**AIM OF THE TASK**
Say the number of lines containing the string "Ultrasonic", and say nothing else.

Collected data
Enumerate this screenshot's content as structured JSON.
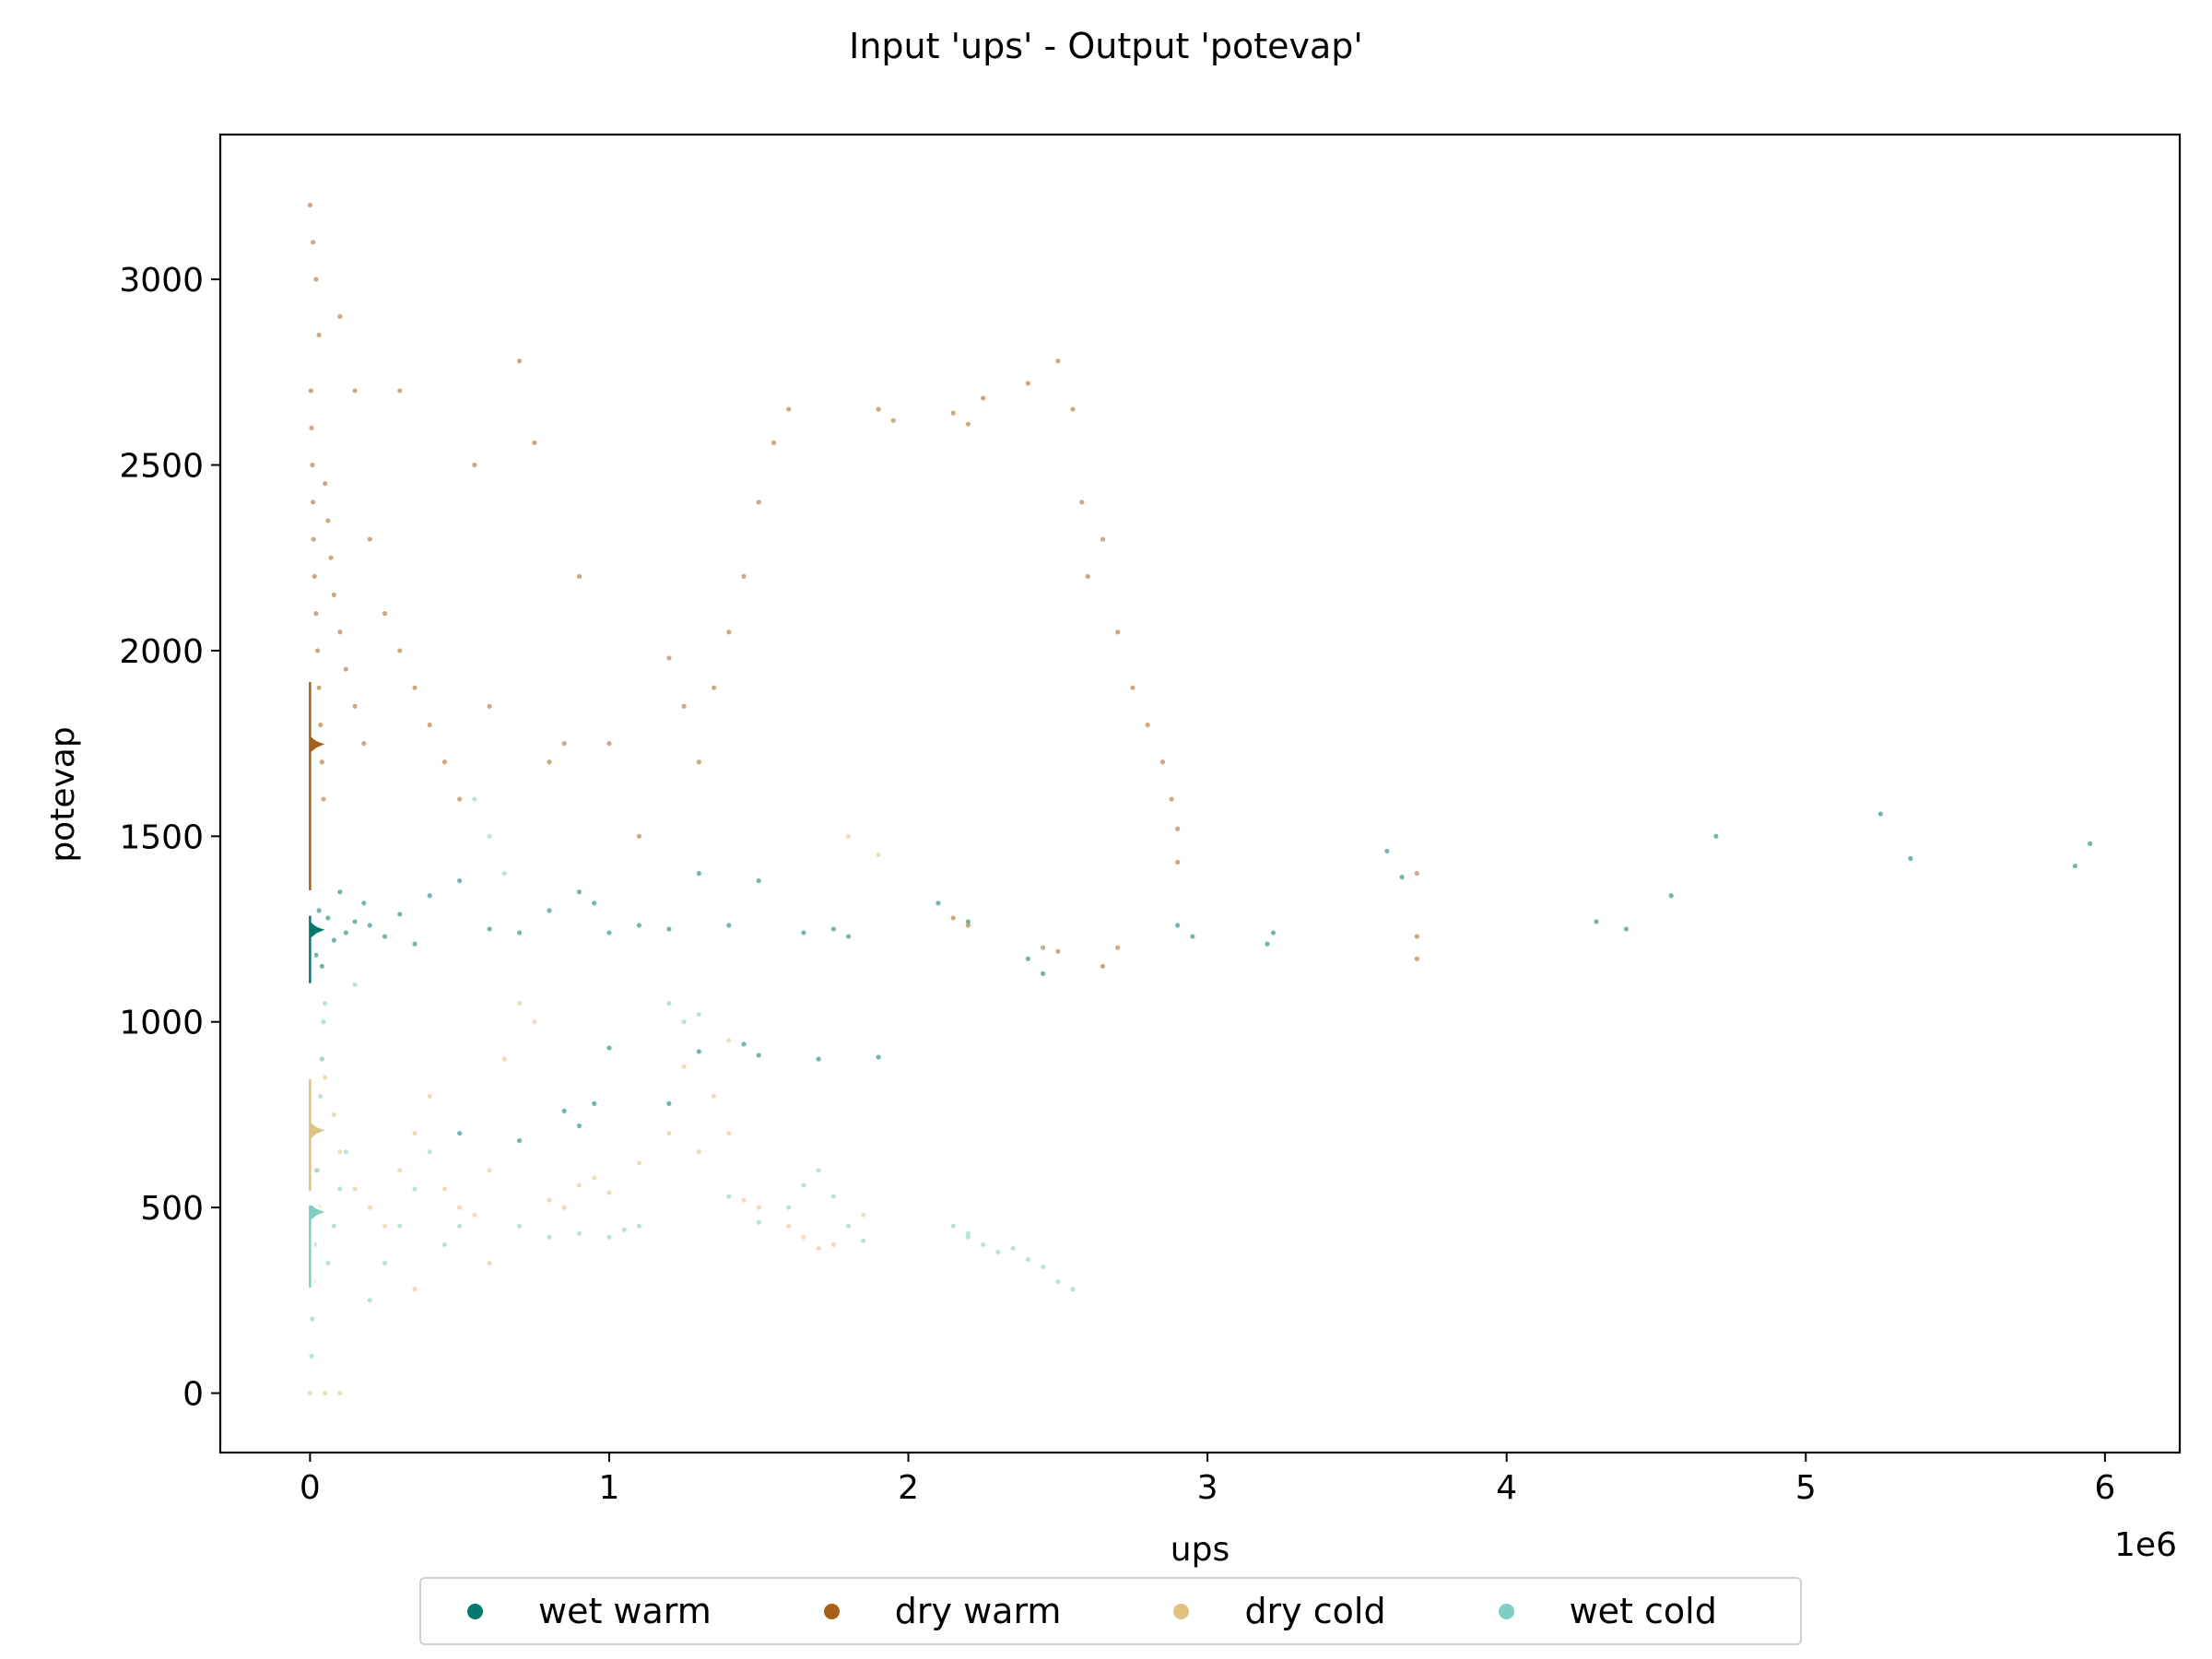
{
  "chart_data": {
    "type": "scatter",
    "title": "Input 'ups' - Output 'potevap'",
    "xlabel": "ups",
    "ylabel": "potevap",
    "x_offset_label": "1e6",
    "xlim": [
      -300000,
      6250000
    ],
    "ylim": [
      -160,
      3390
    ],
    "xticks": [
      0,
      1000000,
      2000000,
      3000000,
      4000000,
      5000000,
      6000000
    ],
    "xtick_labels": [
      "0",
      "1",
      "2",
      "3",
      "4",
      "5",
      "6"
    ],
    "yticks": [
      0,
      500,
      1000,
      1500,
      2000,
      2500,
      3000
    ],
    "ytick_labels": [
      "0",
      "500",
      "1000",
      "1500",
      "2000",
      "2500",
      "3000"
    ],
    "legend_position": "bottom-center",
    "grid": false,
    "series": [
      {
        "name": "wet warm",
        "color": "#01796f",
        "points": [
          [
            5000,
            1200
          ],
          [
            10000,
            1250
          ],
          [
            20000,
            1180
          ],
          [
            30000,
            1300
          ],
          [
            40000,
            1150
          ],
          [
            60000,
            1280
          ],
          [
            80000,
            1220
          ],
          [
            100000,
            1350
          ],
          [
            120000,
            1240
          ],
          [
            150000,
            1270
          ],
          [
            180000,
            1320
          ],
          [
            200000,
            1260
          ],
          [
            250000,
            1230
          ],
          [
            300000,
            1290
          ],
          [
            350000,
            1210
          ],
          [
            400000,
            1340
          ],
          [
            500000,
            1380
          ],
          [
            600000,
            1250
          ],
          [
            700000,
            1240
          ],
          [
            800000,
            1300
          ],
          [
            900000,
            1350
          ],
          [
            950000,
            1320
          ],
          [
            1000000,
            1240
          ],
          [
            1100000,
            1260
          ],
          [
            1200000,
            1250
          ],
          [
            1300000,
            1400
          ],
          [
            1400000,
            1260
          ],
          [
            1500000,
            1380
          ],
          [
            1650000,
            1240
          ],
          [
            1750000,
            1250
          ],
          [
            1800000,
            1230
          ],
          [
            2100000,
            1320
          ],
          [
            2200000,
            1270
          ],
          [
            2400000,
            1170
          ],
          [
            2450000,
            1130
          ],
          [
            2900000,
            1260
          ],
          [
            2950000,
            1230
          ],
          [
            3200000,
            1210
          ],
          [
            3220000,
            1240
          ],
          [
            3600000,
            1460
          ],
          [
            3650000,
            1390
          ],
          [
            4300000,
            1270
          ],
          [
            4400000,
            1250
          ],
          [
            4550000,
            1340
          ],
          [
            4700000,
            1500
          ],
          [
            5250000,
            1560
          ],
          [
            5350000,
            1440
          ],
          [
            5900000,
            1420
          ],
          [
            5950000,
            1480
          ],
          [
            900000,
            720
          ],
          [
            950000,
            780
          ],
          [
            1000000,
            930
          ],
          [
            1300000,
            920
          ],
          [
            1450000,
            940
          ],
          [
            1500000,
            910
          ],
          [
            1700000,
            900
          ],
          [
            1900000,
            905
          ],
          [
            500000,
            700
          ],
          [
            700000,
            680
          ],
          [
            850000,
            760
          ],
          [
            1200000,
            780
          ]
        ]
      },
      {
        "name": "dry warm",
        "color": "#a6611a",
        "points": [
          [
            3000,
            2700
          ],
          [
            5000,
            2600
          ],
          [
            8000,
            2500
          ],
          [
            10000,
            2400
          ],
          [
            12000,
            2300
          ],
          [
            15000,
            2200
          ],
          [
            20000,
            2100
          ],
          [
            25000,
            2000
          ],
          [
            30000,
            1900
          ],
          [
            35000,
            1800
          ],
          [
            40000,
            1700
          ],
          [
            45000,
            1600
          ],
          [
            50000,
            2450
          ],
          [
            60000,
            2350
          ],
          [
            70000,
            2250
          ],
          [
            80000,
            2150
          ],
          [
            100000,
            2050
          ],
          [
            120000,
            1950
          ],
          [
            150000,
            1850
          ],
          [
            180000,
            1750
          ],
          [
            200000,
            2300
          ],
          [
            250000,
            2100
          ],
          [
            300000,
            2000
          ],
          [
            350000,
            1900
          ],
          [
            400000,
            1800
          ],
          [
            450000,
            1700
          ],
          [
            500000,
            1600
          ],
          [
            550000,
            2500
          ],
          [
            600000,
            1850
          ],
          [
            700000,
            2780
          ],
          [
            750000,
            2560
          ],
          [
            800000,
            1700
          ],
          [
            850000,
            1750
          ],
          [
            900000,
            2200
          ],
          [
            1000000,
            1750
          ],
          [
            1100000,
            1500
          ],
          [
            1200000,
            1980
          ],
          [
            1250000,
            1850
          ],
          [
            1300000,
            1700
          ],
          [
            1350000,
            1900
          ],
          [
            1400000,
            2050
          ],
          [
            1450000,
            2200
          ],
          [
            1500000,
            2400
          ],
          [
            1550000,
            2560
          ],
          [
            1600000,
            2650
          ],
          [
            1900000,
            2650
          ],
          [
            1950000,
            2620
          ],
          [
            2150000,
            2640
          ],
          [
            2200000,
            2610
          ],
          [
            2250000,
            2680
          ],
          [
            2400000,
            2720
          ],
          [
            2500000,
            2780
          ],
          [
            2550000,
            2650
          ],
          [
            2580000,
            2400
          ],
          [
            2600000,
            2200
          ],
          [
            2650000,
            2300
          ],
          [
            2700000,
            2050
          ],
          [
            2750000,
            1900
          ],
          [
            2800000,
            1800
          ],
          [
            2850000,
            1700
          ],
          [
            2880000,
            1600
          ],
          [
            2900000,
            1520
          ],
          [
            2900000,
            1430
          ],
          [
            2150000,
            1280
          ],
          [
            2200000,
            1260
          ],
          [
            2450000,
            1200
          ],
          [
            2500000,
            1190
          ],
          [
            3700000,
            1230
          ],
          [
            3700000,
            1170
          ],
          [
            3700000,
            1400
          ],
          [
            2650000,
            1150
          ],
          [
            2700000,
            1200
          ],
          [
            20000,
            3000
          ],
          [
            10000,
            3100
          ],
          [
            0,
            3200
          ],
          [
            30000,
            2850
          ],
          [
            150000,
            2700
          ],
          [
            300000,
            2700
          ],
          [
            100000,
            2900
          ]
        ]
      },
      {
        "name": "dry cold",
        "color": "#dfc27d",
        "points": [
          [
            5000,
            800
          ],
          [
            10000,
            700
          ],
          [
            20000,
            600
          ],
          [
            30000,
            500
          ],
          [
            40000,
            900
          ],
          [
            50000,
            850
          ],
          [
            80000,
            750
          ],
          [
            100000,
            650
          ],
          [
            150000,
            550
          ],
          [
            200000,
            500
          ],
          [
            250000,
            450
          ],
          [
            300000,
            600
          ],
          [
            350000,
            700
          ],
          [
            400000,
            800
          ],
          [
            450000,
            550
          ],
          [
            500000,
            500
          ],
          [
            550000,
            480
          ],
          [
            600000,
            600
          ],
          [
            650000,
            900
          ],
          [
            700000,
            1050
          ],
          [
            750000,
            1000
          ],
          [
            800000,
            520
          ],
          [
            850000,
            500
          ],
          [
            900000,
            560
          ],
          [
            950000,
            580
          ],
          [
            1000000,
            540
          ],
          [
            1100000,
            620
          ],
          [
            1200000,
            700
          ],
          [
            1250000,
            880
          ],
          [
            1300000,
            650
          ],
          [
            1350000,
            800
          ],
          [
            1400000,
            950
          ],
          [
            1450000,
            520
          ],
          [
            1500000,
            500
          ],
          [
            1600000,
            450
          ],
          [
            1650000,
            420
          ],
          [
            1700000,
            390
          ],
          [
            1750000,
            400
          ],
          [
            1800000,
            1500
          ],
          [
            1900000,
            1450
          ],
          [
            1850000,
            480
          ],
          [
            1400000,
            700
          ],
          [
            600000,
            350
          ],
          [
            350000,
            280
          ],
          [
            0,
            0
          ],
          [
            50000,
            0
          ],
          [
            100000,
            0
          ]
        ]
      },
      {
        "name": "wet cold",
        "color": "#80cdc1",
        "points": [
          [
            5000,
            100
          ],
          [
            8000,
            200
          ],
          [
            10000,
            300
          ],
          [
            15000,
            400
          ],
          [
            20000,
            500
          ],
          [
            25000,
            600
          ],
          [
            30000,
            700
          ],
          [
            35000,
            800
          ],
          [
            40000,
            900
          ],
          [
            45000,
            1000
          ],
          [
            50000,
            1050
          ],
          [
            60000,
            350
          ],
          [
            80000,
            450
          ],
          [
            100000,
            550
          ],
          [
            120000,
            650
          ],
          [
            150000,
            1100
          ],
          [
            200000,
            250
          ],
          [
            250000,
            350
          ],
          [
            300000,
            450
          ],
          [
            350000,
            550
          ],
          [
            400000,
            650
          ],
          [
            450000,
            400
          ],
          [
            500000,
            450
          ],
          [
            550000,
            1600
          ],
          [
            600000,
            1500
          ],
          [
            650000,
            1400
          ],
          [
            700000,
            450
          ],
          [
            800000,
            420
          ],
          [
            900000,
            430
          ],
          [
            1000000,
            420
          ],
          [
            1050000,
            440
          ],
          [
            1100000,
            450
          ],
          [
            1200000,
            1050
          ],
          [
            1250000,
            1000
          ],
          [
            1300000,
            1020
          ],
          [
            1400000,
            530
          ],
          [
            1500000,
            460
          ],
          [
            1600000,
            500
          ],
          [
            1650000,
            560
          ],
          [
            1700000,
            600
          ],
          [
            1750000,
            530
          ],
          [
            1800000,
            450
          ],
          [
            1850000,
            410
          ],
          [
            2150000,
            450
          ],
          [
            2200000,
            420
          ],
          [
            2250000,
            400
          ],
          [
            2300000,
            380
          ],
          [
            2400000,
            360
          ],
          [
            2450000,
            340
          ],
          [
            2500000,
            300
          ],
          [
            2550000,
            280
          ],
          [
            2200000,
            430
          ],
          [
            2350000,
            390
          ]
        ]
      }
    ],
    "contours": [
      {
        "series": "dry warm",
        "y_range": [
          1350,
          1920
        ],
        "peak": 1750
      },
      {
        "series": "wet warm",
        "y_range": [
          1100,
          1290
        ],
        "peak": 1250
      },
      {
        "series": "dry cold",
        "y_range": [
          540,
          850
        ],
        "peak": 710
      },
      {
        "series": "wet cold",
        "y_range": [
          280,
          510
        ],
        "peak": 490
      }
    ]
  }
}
...
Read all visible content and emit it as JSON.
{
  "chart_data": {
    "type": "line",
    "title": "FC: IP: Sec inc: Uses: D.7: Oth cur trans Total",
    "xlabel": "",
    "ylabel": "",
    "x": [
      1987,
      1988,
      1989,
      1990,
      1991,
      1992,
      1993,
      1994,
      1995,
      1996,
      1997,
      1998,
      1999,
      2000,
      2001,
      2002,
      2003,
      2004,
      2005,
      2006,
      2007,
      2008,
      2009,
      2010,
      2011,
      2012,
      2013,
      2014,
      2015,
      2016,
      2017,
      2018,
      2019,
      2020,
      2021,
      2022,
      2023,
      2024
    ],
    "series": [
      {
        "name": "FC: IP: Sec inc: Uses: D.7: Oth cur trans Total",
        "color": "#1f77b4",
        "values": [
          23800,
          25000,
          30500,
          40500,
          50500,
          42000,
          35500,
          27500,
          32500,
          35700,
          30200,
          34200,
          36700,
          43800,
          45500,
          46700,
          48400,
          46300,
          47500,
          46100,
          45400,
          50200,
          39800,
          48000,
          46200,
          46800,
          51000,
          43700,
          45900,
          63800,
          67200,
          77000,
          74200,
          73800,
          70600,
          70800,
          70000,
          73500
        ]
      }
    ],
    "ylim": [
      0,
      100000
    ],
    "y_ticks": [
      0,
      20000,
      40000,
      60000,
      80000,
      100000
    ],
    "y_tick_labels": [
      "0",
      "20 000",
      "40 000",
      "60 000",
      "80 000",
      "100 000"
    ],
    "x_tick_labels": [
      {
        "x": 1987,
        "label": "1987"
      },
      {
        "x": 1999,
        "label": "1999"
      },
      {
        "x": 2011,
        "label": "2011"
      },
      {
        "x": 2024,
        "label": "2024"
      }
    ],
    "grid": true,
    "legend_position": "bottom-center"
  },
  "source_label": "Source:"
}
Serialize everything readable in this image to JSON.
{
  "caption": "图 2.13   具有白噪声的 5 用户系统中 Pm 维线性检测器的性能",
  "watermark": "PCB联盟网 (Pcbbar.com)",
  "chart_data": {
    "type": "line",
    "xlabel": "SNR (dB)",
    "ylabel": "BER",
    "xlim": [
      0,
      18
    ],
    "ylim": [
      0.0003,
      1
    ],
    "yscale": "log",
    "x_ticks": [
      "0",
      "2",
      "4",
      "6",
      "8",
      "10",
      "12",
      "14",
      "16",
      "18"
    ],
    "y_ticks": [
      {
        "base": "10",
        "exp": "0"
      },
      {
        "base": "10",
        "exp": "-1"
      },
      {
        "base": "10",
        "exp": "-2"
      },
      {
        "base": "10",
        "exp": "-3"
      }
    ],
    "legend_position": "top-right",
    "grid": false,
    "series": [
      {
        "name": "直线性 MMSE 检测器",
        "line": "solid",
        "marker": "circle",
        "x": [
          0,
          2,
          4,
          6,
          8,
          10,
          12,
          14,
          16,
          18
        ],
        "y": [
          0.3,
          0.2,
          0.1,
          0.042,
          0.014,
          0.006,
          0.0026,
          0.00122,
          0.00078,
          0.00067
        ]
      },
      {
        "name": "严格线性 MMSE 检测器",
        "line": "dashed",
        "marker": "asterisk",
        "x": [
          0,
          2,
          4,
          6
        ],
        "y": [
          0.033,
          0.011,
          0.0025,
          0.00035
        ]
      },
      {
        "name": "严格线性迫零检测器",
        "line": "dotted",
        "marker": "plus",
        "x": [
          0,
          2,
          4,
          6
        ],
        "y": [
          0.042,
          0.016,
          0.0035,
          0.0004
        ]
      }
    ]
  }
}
* * *
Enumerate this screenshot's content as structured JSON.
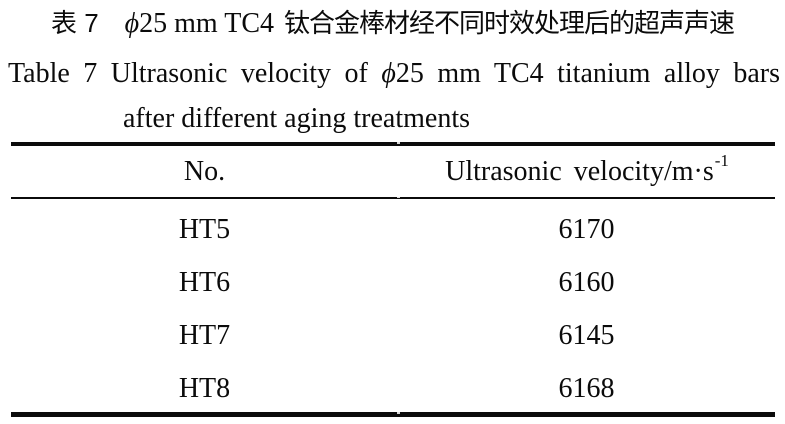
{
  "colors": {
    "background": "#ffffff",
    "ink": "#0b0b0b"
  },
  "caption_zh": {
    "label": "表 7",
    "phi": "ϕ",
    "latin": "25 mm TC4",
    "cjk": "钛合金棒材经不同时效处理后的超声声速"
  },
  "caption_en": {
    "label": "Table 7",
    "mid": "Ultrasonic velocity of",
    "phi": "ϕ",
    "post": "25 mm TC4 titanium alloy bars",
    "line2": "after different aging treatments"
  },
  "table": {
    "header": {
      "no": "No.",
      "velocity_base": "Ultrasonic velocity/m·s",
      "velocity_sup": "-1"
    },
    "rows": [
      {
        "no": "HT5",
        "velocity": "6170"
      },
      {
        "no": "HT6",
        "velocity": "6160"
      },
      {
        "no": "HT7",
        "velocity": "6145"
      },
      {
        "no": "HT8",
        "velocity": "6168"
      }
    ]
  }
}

**SOLUTION TO THE EXERCISE**
2